#### Exercise
Skip every image and restate the data word for word.

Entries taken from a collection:
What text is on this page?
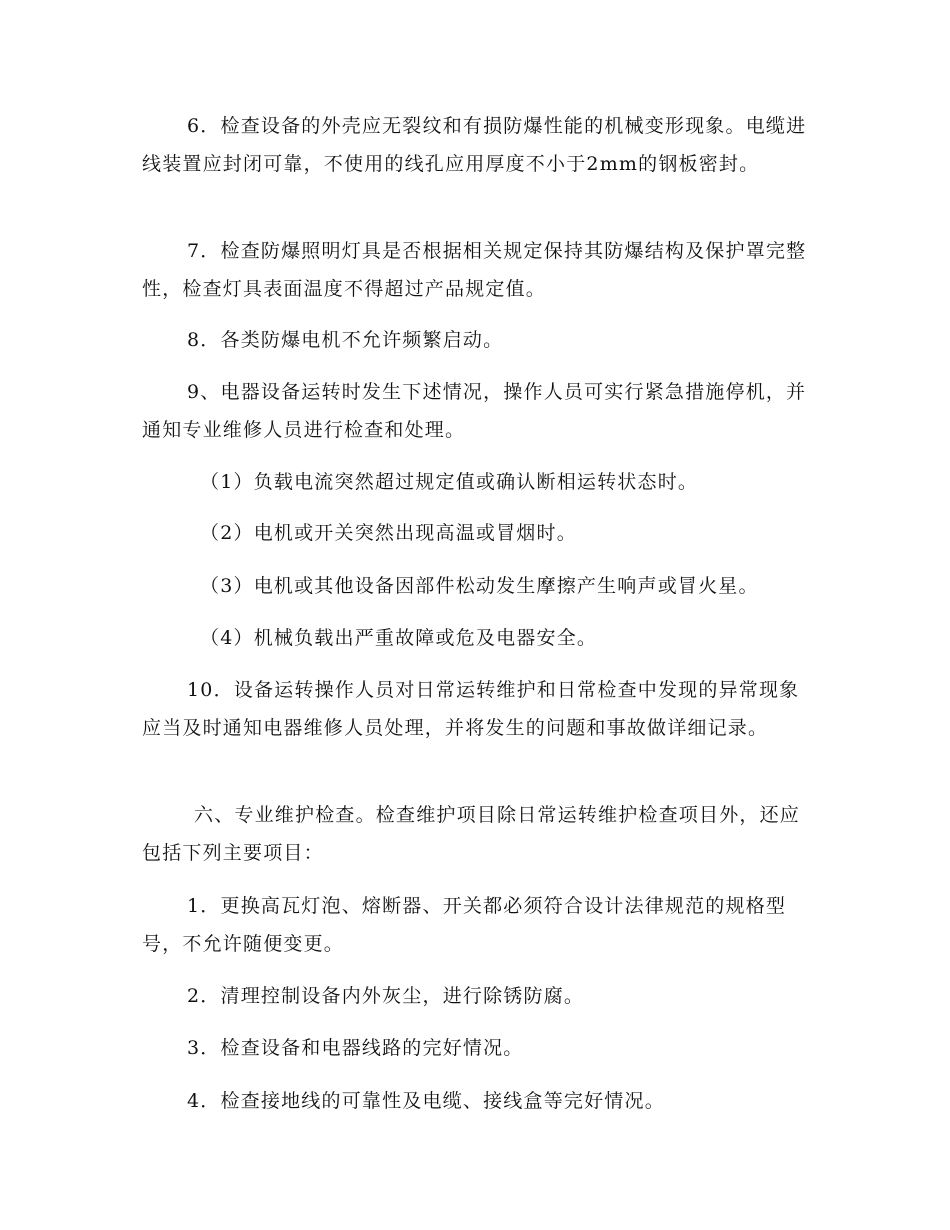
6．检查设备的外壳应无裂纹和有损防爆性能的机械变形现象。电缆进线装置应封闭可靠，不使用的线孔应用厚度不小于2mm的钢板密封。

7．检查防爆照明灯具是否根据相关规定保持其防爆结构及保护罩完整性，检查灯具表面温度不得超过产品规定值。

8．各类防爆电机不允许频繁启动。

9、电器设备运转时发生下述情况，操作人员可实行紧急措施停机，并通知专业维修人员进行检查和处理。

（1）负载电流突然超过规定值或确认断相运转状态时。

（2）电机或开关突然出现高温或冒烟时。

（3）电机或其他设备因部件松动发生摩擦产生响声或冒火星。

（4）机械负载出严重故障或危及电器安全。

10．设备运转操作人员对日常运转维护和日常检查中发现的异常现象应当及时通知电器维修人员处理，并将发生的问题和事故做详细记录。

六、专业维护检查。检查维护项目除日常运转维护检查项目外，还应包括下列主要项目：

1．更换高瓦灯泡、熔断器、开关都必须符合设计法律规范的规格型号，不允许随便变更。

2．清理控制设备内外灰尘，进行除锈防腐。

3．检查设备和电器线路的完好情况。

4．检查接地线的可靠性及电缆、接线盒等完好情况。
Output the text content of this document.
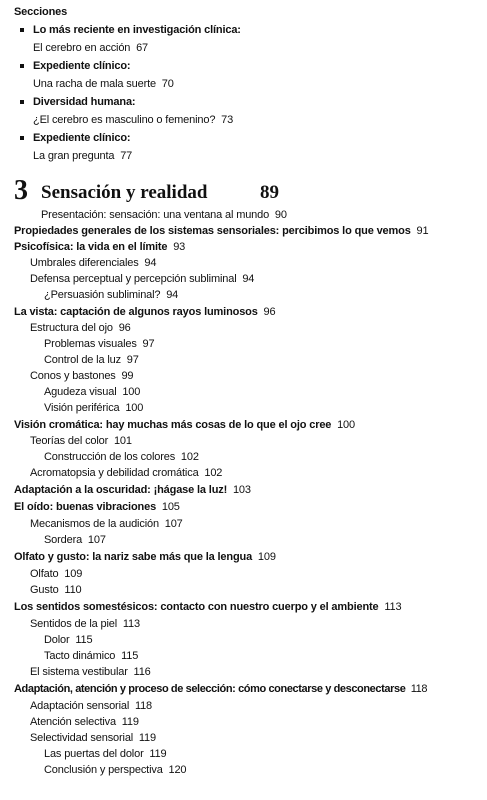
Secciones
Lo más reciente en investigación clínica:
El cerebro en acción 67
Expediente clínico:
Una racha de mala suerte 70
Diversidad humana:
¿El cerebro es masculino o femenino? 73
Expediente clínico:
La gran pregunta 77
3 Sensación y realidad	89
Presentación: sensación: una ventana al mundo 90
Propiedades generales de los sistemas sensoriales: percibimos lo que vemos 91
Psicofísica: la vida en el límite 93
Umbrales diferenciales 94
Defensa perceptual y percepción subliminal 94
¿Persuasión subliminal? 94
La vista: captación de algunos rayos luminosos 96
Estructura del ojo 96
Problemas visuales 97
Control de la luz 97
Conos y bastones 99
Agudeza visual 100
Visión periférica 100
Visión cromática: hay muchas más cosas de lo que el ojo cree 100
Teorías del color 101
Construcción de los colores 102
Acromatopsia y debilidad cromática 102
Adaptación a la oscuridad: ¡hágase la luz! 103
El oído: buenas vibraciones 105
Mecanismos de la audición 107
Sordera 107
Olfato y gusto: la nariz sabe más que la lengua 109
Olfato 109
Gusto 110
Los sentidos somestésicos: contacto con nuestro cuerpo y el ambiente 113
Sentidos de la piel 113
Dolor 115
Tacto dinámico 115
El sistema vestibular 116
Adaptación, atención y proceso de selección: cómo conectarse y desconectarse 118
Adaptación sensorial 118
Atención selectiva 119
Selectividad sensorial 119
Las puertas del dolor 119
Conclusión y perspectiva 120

#### Exercise output
What text is on this page?
6．检查设备的外壳应无裂纹和有损防爆性能的机械变形现象。电缆进线装置应封闭可靠，不使用的线孔应用厚度不小于2mm的钢板密封。

7．检查防爆照明灯具是否根据相关规定保持其防爆结构及保护罩完整性，检查灯具表面温度不得超过产品规定值。

8．各类防爆电机不允许频繁启动。

9、电器设备运转时发生下述情况，操作人员可实行紧急措施停机，并通知专业维修人员进行检查和处理。

（1）负载电流突然超过规定值或确认断相运转状态时。

（2）电机或开关突然出现高温或冒烟时。

（3）电机或其他设备因部件松动发生摩擦产生响声或冒火星。

（4）机械负载出严重故障或危及电器安全。

10．设备运转操作人员对日常运转维护和日常检查中发现的异常现象应当及时通知电器维修人员处理，并将发生的问题和事故做详细记录。

六、专业维护检查。检查维护项目除日常运转维护检查项目外，还应包括下列主要项目：

1．更换高瓦灯泡、熔断器、开关都必须符合设计法律规范的规格型号，不允许随便变更。

2．清理控制设备内外灰尘，进行除锈防腐。

3．检查设备和电器线路的完好情况。

4．检查接地线的可靠性及电缆、接线盒等完好情况。
Output the text content of this document.
Secciones
Lo más reciente en investigación clínica:
El cerebro en acción 67
Expediente clínico:
Una racha de mala suerte 70
Diversidad humana:
¿El cerebro es masculino o femenino? 73
Expediente clínico:
La gran pregunta 77
3 Sensación y realidad	89
Presentación: sensación: una ventana al mundo 90
Propiedades generales de los sistemas sensoriales: percibimos lo que vemos 91
Psicofísica: la vida en el límite 93
Umbrales diferenciales 94
Defensa perceptual y percepción subliminal 94
¿Persuasión subliminal? 94
La vista: captación de algunos rayos luminosos 96
Estructura del ojo 96
Problemas visuales 97
Control de la luz 97
Conos y bastones 99
Agudeza visual 100
Visión periférica 100
Visión cromática: hay muchas más cosas de lo que el ojo cree 100
Teorías del color 101
Construcción de los colores 102
Acromatopsia y debilidad cromática 102
Adaptación a la oscuridad: ¡hágase la luz! 103
El oído: buenas vibraciones 105
Mecanismos de la audición 107
Sordera 107
Olfato y gusto: la nariz sabe más que la lengua 109
Olfato 109
Gusto 110
Los sentidos somestésicos: contacto con nuestro cuerpo y el ambiente 113
Sentidos de la piel 113
Dolor 115
Tacto dinámico 115
El sistema vestibular 116
Adaptación, atención y proceso de selección: cómo conectarse y desconectarse 118
Adaptación sensorial 118
Atención selectiva 119
Selectividad sensorial 119
Las puertas del dolor 119
Conclusión y perspectiva 120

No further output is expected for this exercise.